-- The input --
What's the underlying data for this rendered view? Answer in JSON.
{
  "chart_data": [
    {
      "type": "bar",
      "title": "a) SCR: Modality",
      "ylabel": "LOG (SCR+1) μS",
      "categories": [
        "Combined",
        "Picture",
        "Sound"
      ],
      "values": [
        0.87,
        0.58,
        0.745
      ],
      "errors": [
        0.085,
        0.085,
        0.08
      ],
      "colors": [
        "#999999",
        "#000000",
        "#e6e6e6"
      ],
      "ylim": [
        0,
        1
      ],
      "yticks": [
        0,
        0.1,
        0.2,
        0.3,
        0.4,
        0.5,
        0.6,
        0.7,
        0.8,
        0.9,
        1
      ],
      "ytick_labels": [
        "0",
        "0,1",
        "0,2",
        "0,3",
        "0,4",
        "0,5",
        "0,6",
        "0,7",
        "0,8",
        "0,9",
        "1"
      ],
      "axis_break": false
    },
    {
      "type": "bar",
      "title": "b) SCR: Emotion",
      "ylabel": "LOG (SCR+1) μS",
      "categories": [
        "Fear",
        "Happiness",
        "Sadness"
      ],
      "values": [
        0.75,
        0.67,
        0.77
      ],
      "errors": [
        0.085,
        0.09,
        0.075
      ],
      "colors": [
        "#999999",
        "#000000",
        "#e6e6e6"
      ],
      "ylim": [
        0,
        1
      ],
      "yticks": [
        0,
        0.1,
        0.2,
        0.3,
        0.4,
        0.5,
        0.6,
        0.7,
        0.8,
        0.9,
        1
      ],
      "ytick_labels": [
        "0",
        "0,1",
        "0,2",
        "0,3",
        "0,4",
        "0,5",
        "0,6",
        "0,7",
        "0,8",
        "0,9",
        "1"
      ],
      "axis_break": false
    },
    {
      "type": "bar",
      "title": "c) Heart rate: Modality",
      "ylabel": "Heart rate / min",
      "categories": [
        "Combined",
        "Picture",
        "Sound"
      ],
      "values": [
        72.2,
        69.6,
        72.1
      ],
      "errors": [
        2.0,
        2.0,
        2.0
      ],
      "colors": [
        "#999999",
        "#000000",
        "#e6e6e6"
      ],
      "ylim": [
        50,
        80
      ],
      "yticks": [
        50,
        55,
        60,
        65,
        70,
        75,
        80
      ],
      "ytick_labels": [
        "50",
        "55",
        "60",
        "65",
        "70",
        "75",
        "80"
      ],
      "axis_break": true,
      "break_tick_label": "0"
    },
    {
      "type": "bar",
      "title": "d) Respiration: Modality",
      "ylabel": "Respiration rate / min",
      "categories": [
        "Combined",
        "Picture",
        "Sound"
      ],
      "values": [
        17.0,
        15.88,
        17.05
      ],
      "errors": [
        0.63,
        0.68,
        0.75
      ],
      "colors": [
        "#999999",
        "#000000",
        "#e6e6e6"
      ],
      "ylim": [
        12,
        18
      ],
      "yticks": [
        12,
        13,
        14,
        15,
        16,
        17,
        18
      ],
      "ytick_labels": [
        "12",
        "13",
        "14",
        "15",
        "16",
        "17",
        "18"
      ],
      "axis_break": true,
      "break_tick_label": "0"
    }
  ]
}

-- What to work on --
Identify and extract each line of the listing that contains "ylabel".

-- Solution below --
      "ylabel": "LOG (SCR+1) μS",
      "ylabel": "LOG (SCR+1) μS",
      "ylabel": "Heart rate / min",
      "ylabel": "Respiration rate / min",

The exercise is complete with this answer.